▶ Material provided:
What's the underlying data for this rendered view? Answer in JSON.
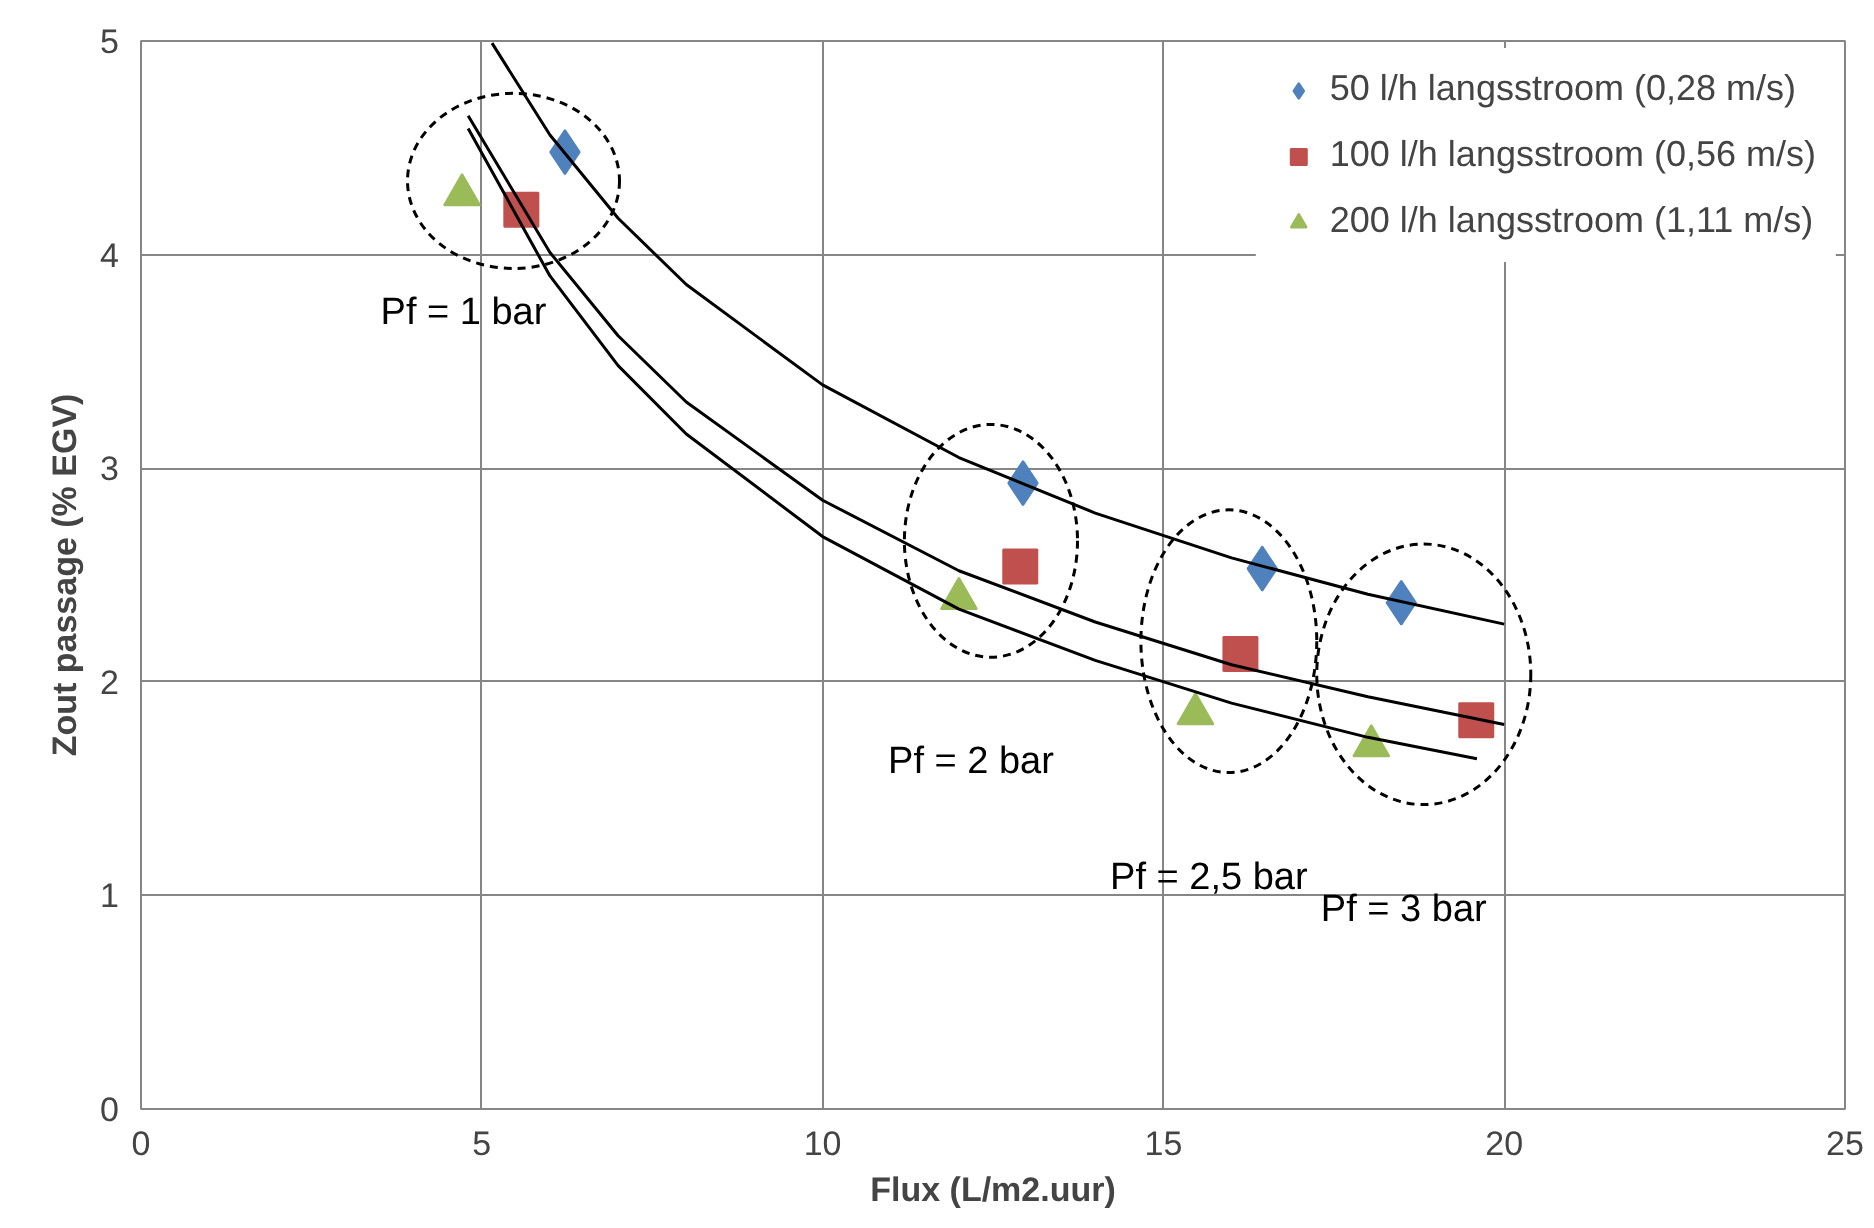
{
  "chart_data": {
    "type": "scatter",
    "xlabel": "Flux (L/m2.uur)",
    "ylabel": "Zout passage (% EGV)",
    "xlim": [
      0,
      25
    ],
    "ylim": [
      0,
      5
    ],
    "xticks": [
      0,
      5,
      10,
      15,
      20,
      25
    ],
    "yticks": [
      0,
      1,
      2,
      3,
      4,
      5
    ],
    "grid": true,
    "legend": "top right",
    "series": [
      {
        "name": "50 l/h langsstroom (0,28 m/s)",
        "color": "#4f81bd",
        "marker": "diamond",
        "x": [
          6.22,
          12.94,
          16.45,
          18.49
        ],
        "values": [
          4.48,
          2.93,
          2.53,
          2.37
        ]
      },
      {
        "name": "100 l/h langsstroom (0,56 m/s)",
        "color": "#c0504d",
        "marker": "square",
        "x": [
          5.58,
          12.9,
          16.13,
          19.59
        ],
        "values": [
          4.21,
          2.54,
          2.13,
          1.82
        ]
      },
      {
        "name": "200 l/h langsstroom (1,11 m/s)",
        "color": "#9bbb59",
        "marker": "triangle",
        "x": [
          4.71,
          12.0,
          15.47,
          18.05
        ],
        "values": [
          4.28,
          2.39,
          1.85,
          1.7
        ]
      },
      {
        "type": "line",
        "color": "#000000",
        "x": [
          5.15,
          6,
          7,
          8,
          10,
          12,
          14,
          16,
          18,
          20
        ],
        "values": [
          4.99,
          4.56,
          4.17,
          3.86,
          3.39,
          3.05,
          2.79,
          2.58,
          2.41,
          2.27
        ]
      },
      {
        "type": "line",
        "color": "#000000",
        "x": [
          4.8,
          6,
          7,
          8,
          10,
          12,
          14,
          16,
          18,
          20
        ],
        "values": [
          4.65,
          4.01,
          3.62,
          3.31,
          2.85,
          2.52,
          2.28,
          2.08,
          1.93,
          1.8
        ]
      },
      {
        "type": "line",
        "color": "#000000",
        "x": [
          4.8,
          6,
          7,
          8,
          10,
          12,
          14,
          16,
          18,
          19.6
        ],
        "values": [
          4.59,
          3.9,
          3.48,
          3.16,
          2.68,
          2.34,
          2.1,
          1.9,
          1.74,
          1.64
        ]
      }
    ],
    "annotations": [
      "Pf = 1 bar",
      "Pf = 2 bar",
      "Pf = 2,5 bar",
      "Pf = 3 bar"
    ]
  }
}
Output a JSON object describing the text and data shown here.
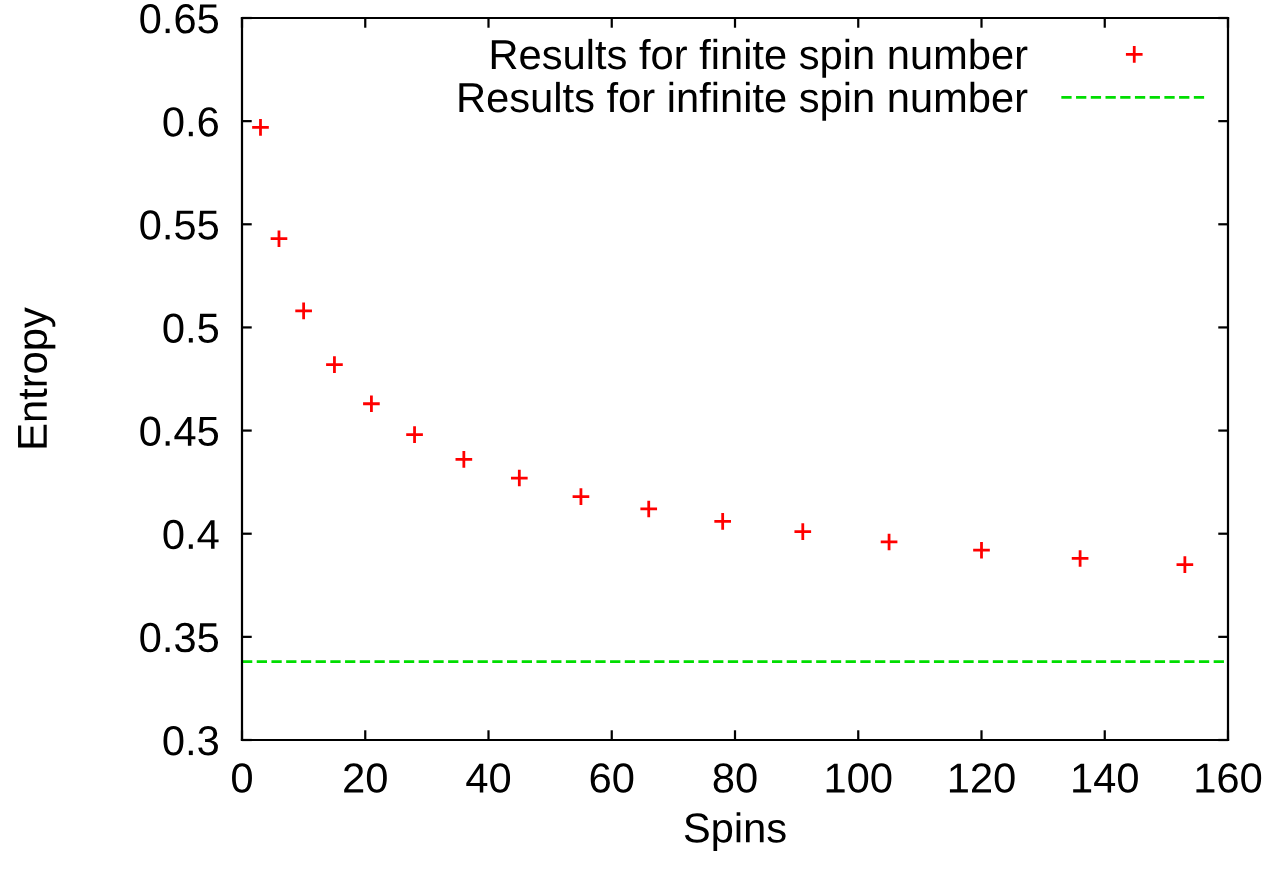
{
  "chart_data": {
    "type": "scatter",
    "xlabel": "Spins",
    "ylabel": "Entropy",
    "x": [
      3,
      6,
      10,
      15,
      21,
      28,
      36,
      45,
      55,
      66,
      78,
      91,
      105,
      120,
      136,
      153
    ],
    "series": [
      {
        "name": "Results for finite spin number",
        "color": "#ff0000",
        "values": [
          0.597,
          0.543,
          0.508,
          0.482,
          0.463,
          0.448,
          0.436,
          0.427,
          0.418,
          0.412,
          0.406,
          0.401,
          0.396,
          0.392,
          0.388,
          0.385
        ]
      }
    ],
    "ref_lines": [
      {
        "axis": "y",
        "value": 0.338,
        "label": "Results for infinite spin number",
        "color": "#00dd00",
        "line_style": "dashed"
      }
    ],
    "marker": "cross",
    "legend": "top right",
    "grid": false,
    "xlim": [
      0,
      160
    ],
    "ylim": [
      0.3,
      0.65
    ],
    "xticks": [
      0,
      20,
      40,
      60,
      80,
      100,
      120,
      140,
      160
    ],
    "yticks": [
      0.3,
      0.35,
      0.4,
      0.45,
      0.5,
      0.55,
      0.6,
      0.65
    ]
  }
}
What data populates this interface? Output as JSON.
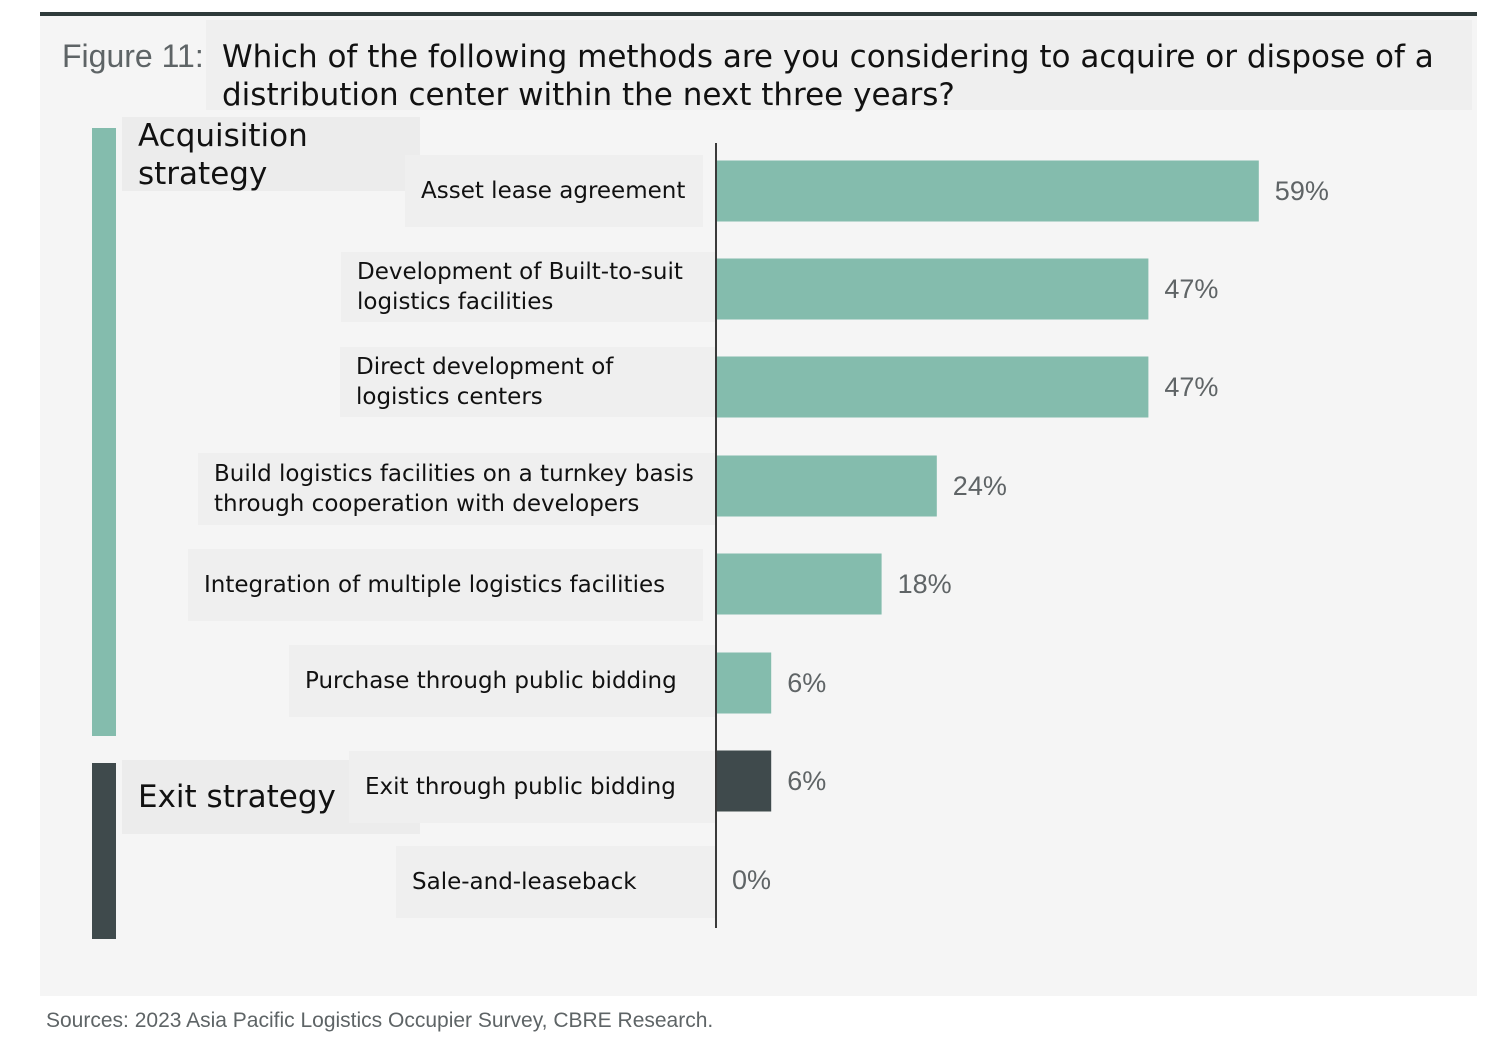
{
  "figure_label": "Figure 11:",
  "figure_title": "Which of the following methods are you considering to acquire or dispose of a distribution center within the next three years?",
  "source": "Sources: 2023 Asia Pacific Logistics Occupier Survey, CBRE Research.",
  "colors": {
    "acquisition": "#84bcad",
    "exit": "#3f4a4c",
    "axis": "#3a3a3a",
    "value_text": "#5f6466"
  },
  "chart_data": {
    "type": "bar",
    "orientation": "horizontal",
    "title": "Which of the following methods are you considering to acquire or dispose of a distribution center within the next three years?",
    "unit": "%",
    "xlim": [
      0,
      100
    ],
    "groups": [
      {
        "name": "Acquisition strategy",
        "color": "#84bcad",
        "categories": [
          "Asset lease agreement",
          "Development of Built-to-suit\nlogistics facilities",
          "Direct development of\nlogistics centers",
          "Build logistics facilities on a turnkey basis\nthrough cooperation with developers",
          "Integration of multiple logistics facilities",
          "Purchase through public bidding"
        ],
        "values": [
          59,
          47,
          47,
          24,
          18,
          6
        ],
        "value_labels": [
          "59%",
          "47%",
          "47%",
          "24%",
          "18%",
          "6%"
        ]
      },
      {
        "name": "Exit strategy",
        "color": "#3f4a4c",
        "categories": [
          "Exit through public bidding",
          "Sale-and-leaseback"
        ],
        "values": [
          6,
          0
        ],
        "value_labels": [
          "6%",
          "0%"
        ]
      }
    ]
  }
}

▶ Your goal: Copy all the data exactly as written, but skip any picture.

▶ Reply to the task:
What's the underlying data for this rendered view? Answer in JSON.
{
  "chart_data": {
    "type": "scatter",
    "xlabel": "Flux (L/m2.uur)",
    "ylabel": "Zout passage (% EGV)",
    "xlim": [
      0,
      25
    ],
    "ylim": [
      0,
      5
    ],
    "xticks": [
      0,
      5,
      10,
      15,
      20,
      25
    ],
    "yticks": [
      0,
      1,
      2,
      3,
      4,
      5
    ],
    "grid": true,
    "legend": "top right",
    "series": [
      {
        "name": "50 l/h langsstroom (0,28 m/s)",
        "color": "#4f81bd",
        "marker": "diamond",
        "x": [
          6.22,
          12.94,
          16.45,
          18.49
        ],
        "values": [
          4.48,
          2.93,
          2.53,
          2.37
        ]
      },
      {
        "name": "100 l/h langsstroom (0,56 m/s)",
        "color": "#c0504d",
        "marker": "square",
        "x": [
          5.58,
          12.9,
          16.13,
          19.59
        ],
        "values": [
          4.21,
          2.54,
          2.13,
          1.82
        ]
      },
      {
        "name": "200 l/h langsstroom (1,11 m/s)",
        "color": "#9bbb59",
        "marker": "triangle",
        "x": [
          4.71,
          12.0,
          15.47,
          18.05
        ],
        "values": [
          4.28,
          2.39,
          1.85,
          1.7
        ]
      },
      {
        "type": "line",
        "color": "#000000",
        "x": [
          5.15,
          6,
          7,
          8,
          10,
          12,
          14,
          16,
          18,
          20
        ],
        "values": [
          4.99,
          4.56,
          4.17,
          3.86,
          3.39,
          3.05,
          2.79,
          2.58,
          2.41,
          2.27
        ]
      },
      {
        "type": "line",
        "color": "#000000",
        "x": [
          4.8,
          6,
          7,
          8,
          10,
          12,
          14,
          16,
          18,
          20
        ],
        "values": [
          4.65,
          4.01,
          3.62,
          3.31,
          2.85,
          2.52,
          2.28,
          2.08,
          1.93,
          1.8
        ]
      },
      {
        "type": "line",
        "color": "#000000",
        "x": [
          4.8,
          6,
          7,
          8,
          10,
          12,
          14,
          16,
          18,
          19.6
        ],
        "values": [
          4.59,
          3.9,
          3.48,
          3.16,
          2.68,
          2.34,
          2.1,
          1.9,
          1.74,
          1.64
        ]
      }
    ],
    "annotations": [
      "Pf = 1 bar",
      "Pf = 2 bar",
      "Pf = 2,5 bar",
      "Pf = 3 bar"
    ]
  }
}
Output a JSON object describing the text and data shown here.
{
  "chart_data": {
    "type": "scatter",
    "xlabel": "Spins",
    "ylabel": "Entropy",
    "x": [
      3,
      6,
      10,
      15,
      21,
      28,
      36,
      45,
      55,
      66,
      78,
      91,
      105,
      120,
      136,
      153
    ],
    "series": [
      {
        "name": "Results for finite spin number",
        "color": "#ff0000",
        "values": [
          0.597,
          0.543,
          0.508,
          0.482,
          0.463,
          0.448,
          0.436,
          0.427,
          0.418,
          0.412,
          0.406,
          0.401,
          0.396,
          0.392,
          0.388,
          0.385
        ]
      }
    ],
    "ref_lines": [
      {
        "axis": "y",
        "value": 0.338,
        "label": "Results for infinite spin number",
        "color": "#00dd00",
        "line_style": "dashed"
      }
    ],
    "marker": "cross",
    "legend": "top right",
    "grid": false,
    "xlim": [
      0,
      160
    ],
    "ylim": [
      0.3,
      0.65
    ],
    "xticks": [
      0,
      20,
      40,
      60,
      80,
      100,
      120,
      140,
      160
    ],
    "yticks": [
      0.3,
      0.35,
      0.4,
      0.45,
      0.5,
      0.55,
      0.6,
      0.65
    ]
  }
}
What data populates this interface? Output as JSON.
{
  "figure_label": "Figure 11:",
  "figure_title": "Which of the following methods are you considering to acquire or dispose of a distribution center within the next three years?",
  "source": "Sources: 2023 Asia Pacific Logistics Occupier Survey, CBRE Research.",
  "colors": {
    "acquisition": "#84bcad",
    "exit": "#3f4a4c",
    "axis": "#3a3a3a",
    "value_text": "#5f6466"
  },
  "chart_data": {
    "type": "bar",
    "orientation": "horizontal",
    "title": "Which of the following methods are you considering to acquire or dispose of a distribution center within the next three years?",
    "unit": "%",
    "xlim": [
      0,
      100
    ],
    "groups": [
      {
        "name": "Acquisition strategy",
        "color": "#84bcad",
        "categories": [
          "Asset lease agreement",
          "Development of Built-to-suit\nlogistics facilities",
          "Direct development of\nlogistics centers",
          "Build logistics facilities on a turnkey basis\nthrough cooperation with developers",
          "Integration of multiple logistics facilities",
          "Purchase through public bidding"
        ],
        "values": [
          59,
          47,
          47,
          24,
          18,
          6
        ],
        "value_labels": [
          "59%",
          "47%",
          "47%",
          "24%",
          "18%",
          "6%"
        ]
      },
      {
        "name": "Exit strategy",
        "color": "#3f4a4c",
        "categories": [
          "Exit through public bidding",
          "Sale-and-leaseback"
        ],
        "values": [
          6,
          0
        ],
        "value_labels": [
          "6%",
          "0%"
        ]
      }
    ]
  }
}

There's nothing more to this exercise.